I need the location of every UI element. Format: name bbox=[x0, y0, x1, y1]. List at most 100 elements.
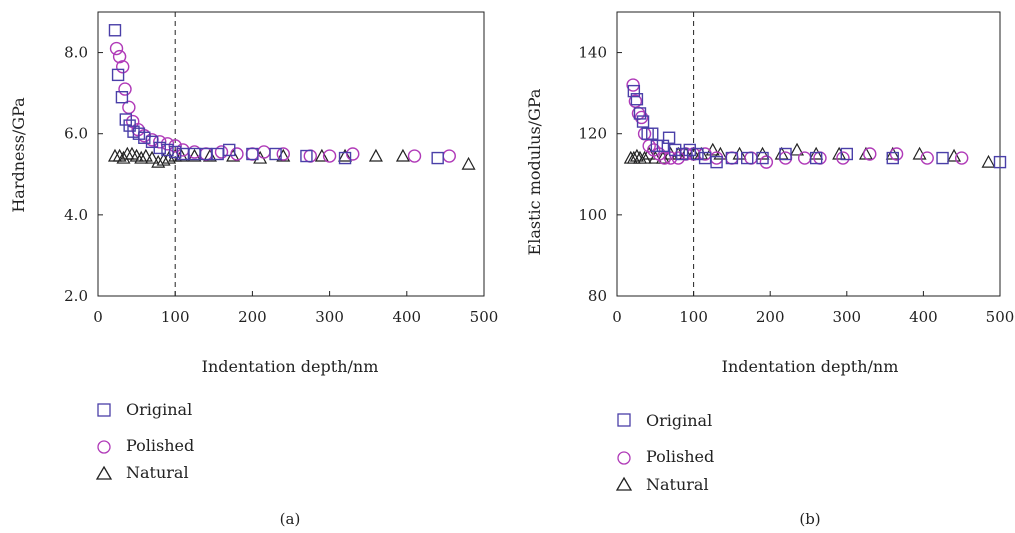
panel-label-b: (b) bbox=[799, 510, 820, 528]
data-point-natural bbox=[151, 154, 166, 168]
panel-label-a: (a) bbox=[280, 510, 301, 528]
plot-frame bbox=[616, 11, 1001, 297]
data-point-polished bbox=[836, 151, 850, 165]
y-tick-label: 6.0 bbox=[64, 125, 88, 143]
data-point-polished bbox=[407, 149, 422, 163]
legend-circle-icon bbox=[97, 440, 111, 454]
data-point-natural bbox=[156, 152, 171, 166]
legend-a: Original Polished Natural bbox=[95, 400, 194, 482]
data-point-original bbox=[683, 143, 696, 157]
data-point-polished bbox=[214, 145, 229, 159]
data-point-polished bbox=[322, 149, 337, 163]
x-tick-label: 400 bbox=[909, 308, 938, 326]
data-point-original bbox=[691, 147, 704, 161]
y-tick-label: 8.0 bbox=[64, 44, 88, 62]
data-point-original bbox=[779, 147, 792, 161]
legend-polished-b: Polished bbox=[646, 447, 714, 466]
ylabel-a: Hardness/GPa bbox=[9, 97, 28, 213]
data-point-polished bbox=[245, 147, 260, 161]
data-point-natural bbox=[314, 148, 329, 162]
data-point-original bbox=[633, 107, 647, 120]
x-tick-label: 0 bbox=[612, 308, 622, 326]
x-tick-label: 200 bbox=[756, 308, 785, 326]
data-point-polished bbox=[920, 151, 934, 165]
data-point-polished bbox=[725, 151, 739, 165]
data-point-original bbox=[153, 141, 166, 155]
y-tick-label: 80 bbox=[588, 287, 607, 305]
x-tick-label: 0 bbox=[93, 308, 103, 326]
data-point-original bbox=[669, 143, 682, 157]
data-point-natural bbox=[461, 156, 476, 170]
data-point-natural bbox=[809, 146, 824, 160]
data-point-original bbox=[108, 24, 122, 37]
x-tick-label: 100 bbox=[161, 308, 190, 326]
data-point-polished bbox=[116, 60, 130, 74]
data-point-natural bbox=[832, 146, 847, 160]
data-point-polished bbox=[889, 147, 904, 161]
data-point-natural bbox=[187, 148, 202, 162]
data-point-original bbox=[993, 155, 1007, 169]
legend-original-b: Original bbox=[646, 411, 712, 430]
data-point-polished bbox=[744, 151, 758, 165]
data-point-original bbox=[809, 151, 823, 165]
data-point-original bbox=[936, 151, 949, 165]
data-point-natural bbox=[789, 142, 805, 156]
plot-area-b: 0 100 200 300 400 500 80 100 120 140 bbox=[578, 11, 1015, 326]
legend-polished-a: Polished bbox=[126, 436, 194, 455]
data-point-polished bbox=[303, 149, 317, 163]
y-tick-label: 120 bbox=[578, 125, 607, 143]
x-tick-label: 500 bbox=[986, 308, 1015, 326]
data-point-natural bbox=[981, 154, 996, 168]
legend-natural-a: Natural bbox=[126, 463, 189, 482]
x-tick-label: 300 bbox=[315, 308, 344, 326]
data-point-original bbox=[675, 147, 689, 161]
data-point-polished bbox=[230, 147, 244, 161]
legend-triangle-icon bbox=[615, 476, 633, 491]
x-tick-label: 200 bbox=[238, 308, 267, 326]
data-point-original bbox=[627, 84, 641, 98]
xlabel-b: Indentation depth/nm bbox=[722, 357, 899, 376]
data-point-polished bbox=[187, 145, 202, 159]
y-tick-label: 100 bbox=[578, 206, 607, 224]
legend-original-a: Original bbox=[126, 400, 192, 419]
legend-b: Original Polished Natural bbox=[615, 411, 714, 494]
data-point-polished bbox=[797, 151, 812, 165]
data-point-polished bbox=[671, 151, 685, 165]
y-tick-label: 2.0 bbox=[64, 287, 88, 305]
data-point-natural bbox=[138, 148, 153, 162]
data-point-original bbox=[886, 151, 899, 165]
plot-area-a: 0 100 200 300 400 500 2.0 4.0 6.0 8.0 bbox=[64, 11, 499, 326]
data-point-natural bbox=[713, 146, 728, 160]
data-point-natural bbox=[947, 148, 962, 162]
data-point-polished bbox=[442, 149, 456, 163]
legend-triangle-icon bbox=[95, 465, 113, 480]
data-point-natural bbox=[145, 150, 160, 164]
data-point-original bbox=[756, 151, 769, 165]
data-point-polished bbox=[637, 127, 652, 141]
data-point-original bbox=[246, 147, 259, 161]
data-point-original bbox=[840, 147, 853, 161]
data-point-polished bbox=[346, 147, 360, 161]
x-tick-label: 500 bbox=[470, 308, 499, 326]
data-point-natural bbox=[755, 146, 770, 160]
y-tick-label: 4.0 bbox=[64, 206, 88, 224]
legend-natural-b: Natural bbox=[646, 475, 709, 494]
y-tick-label: 140 bbox=[578, 44, 607, 62]
data-point-natural bbox=[629, 148, 644, 162]
xlabel-a: Indentation depth/nm bbox=[202, 357, 379, 376]
data-point-original bbox=[630, 93, 644, 106]
data-point-polished bbox=[276, 147, 290, 161]
data-point-original bbox=[115, 90, 129, 104]
data-point-original bbox=[223, 143, 236, 157]
panel-b: Elastic modulus/GPa Indentation depth/nm… bbox=[525, 88, 898, 528]
data-point-original bbox=[741, 151, 754, 165]
data-point-natural bbox=[276, 148, 291, 162]
x-tick-label: 100 bbox=[679, 308, 708, 326]
data-point-original bbox=[269, 147, 282, 161]
data-point-natural bbox=[338, 148, 353, 162]
data-point-natural bbox=[637, 150, 652, 164]
data-point-original bbox=[710, 155, 723, 169]
data-point-original bbox=[641, 127, 654, 140]
data-point-polished bbox=[112, 49, 127, 64]
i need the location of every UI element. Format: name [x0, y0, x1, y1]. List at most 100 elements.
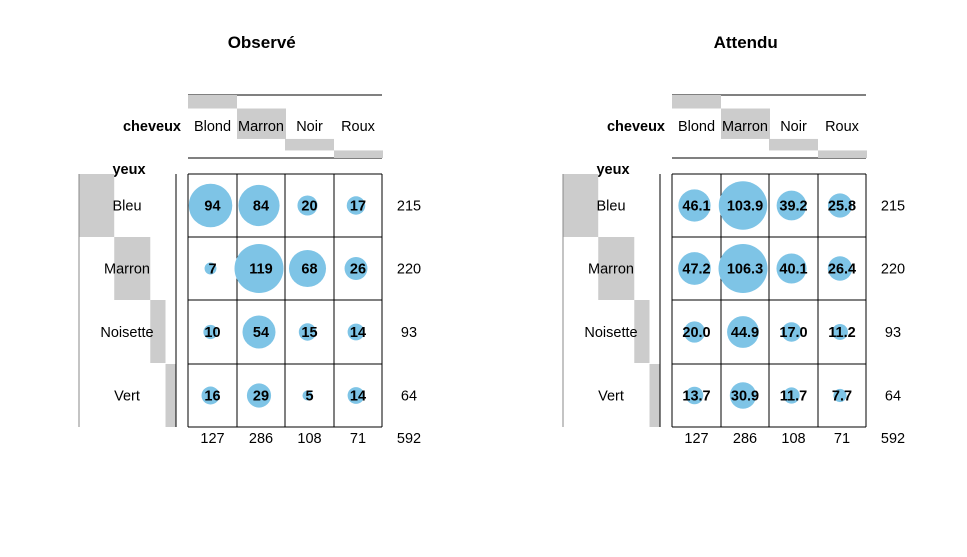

-=-=-=-=-

Direction
Reproduce every one of the lines above word for word, but leave out the pictures.

Written solution
I need the location of every UI element. Format: name bbox=[x0, y0, x1, y1]. List at most 100 elements.
panel-label-b: (b) bbox=[799, 510, 820, 528]
data-point-natural bbox=[151, 154, 166, 168]
panel-label-a: (a) bbox=[280, 510, 301, 528]
plot-frame bbox=[616, 11, 1001, 297]
data-point-polished bbox=[836, 151, 850, 165]
y-tick-label: 6.0 bbox=[64, 125, 88, 143]
data-point-polished bbox=[407, 149, 422, 163]
legend-circle-icon bbox=[97, 440, 111, 454]
data-point-natural bbox=[156, 152, 171, 166]
legend-a: Original Polished Natural bbox=[95, 400, 194, 482]
data-point-original bbox=[683, 143, 696, 157]
data-point-polished bbox=[214, 145, 229, 159]
data-point-polished bbox=[322, 149, 337, 163]
x-tick-label: 400 bbox=[909, 308, 938, 326]
data-point-original bbox=[691, 147, 704, 161]
y-tick-label: 8.0 bbox=[64, 44, 88, 62]
data-point-original bbox=[779, 147, 792, 161]
legend-polished-b: Polished bbox=[646, 447, 714, 466]
ylabel-a: Hardness/GPa bbox=[9, 97, 28, 213]
data-point-polished bbox=[245, 147, 260, 161]
data-point-natural bbox=[314, 148, 329, 162]
data-point-original bbox=[633, 107, 647, 120]
x-tick-label: 0 bbox=[612, 308, 622, 326]
x-tick-label: 200 bbox=[756, 308, 785, 326]
data-point-polished bbox=[920, 151, 934, 165]
data-point-polished bbox=[725, 151, 739, 165]
data-point-original bbox=[153, 141, 166, 155]
y-tick-label: 80 bbox=[588, 287, 607, 305]
x-tick-label: 0 bbox=[93, 308, 103, 326]
data-point-original bbox=[669, 143, 682, 157]
data-point-natural bbox=[461, 156, 476, 170]
data-point-natural bbox=[809, 146, 824, 160]
data-point-original bbox=[108, 24, 122, 37]
x-tick-label: 100 bbox=[161, 308, 190, 326]
data-point-polished bbox=[116, 60, 130, 74]
data-point-natural bbox=[832, 146, 847, 160]
data-point-polished bbox=[889, 147, 904, 161]
data-point-natural bbox=[187, 148, 202, 162]
data-point-original bbox=[993, 155, 1007, 169]
legend-original-b: Original bbox=[646, 411, 712, 430]
data-point-polished bbox=[744, 151, 758, 165]
data-point-original bbox=[809, 151, 823, 165]
data-point-original bbox=[936, 151, 949, 165]
data-point-natural bbox=[789, 142, 805, 156]
plot-area-b: 0 100 200 300 400 500 80 100 120 140 bbox=[578, 11, 1015, 326]
legend-polished-a: Polished bbox=[126, 436, 194, 455]
data-point-polished bbox=[303, 149, 317, 163]
y-tick-label: 120 bbox=[578, 125, 607, 143]
x-tick-label: 500 bbox=[986, 308, 1015, 326]
data-point-natural bbox=[981, 154, 996, 168]
legend-natural-a: Natural bbox=[126, 463, 189, 482]
x-tick-label: 300 bbox=[315, 308, 344, 326]
data-point-original bbox=[675, 147, 689, 161]
data-point-polished bbox=[230, 147, 244, 161]
legend-triangle-icon bbox=[615, 476, 633, 491]
x-tick-label: 200 bbox=[238, 308, 267, 326]
data-point-original bbox=[627, 84, 641, 98]
xlabel-b: Indentation depth/nm bbox=[722, 357, 899, 376]
data-point-polished bbox=[187, 145, 202, 159]
y-tick-label: 100 bbox=[578, 206, 607, 224]
legend-original-a: Original bbox=[126, 400, 192, 419]
legend-b: Original Polished Natural bbox=[615, 411, 714, 494]
data-point-polished bbox=[797, 151, 812, 165]
data-point-polished bbox=[671, 151, 685, 165]
y-tick-label: 2.0 bbox=[64, 287, 88, 305]
data-point-natural bbox=[138, 148, 153, 162]
data-point-original bbox=[886, 151, 899, 165]
plot-area-a: 0 100 200 300 400 500 2.0 4.0 6.0 8.0 bbox=[64, 11, 499, 326]
data-point-natural bbox=[713, 146, 728, 160]
data-point-natural bbox=[947, 148, 962, 162]
data-point-polished bbox=[442, 149, 456, 163]
legend-triangle-icon bbox=[95, 465, 113, 480]
data-point-natural bbox=[145, 150, 160, 164]
data-point-original bbox=[756, 151, 769, 165]
data-point-polished bbox=[637, 127, 652, 141]
data-point-original bbox=[246, 147, 259, 161]
data-point-original bbox=[840, 147, 853, 161]
data-point-polished bbox=[346, 147, 360, 161]
x-tick-label: 500 bbox=[470, 308, 499, 326]
data-point-natural bbox=[755, 146, 770, 160]
y-tick-label: 4.0 bbox=[64, 206, 88, 224]
legend-natural-b: Natural bbox=[646, 475, 709, 494]
y-tick-label: 140 bbox=[578, 44, 607, 62]
data-point-natural bbox=[629, 148, 644, 162]
xlabel-a: Indentation depth/nm bbox=[202, 357, 379, 376]
data-point-original bbox=[630, 93, 644, 106]
data-point-polished bbox=[276, 147, 290, 161]
data-point-original bbox=[115, 90, 129, 104]
data-point-original bbox=[223, 143, 236, 157]
panel-b: Elastic modulus/GPa Indentation depth/nm… bbox=[525, 88, 898, 528]
data-point-original bbox=[741, 151, 754, 165]
data-point-natural bbox=[276, 148, 291, 162]
x-tick-label: 100 bbox=[679, 308, 708, 326]
data-point-original bbox=[269, 147, 282, 161]
data-point-natural bbox=[338, 148, 353, 162]
data-point-natural bbox=[637, 150, 652, 164]
data-point-original bbox=[710, 155, 723, 169]
data-point-original bbox=[641, 127, 654, 140]
data-point-polished bbox=[112, 49, 127, 64]
i need the location of every UI element. Format: name [x0, y0, x1, y1]. List at most 100 elements.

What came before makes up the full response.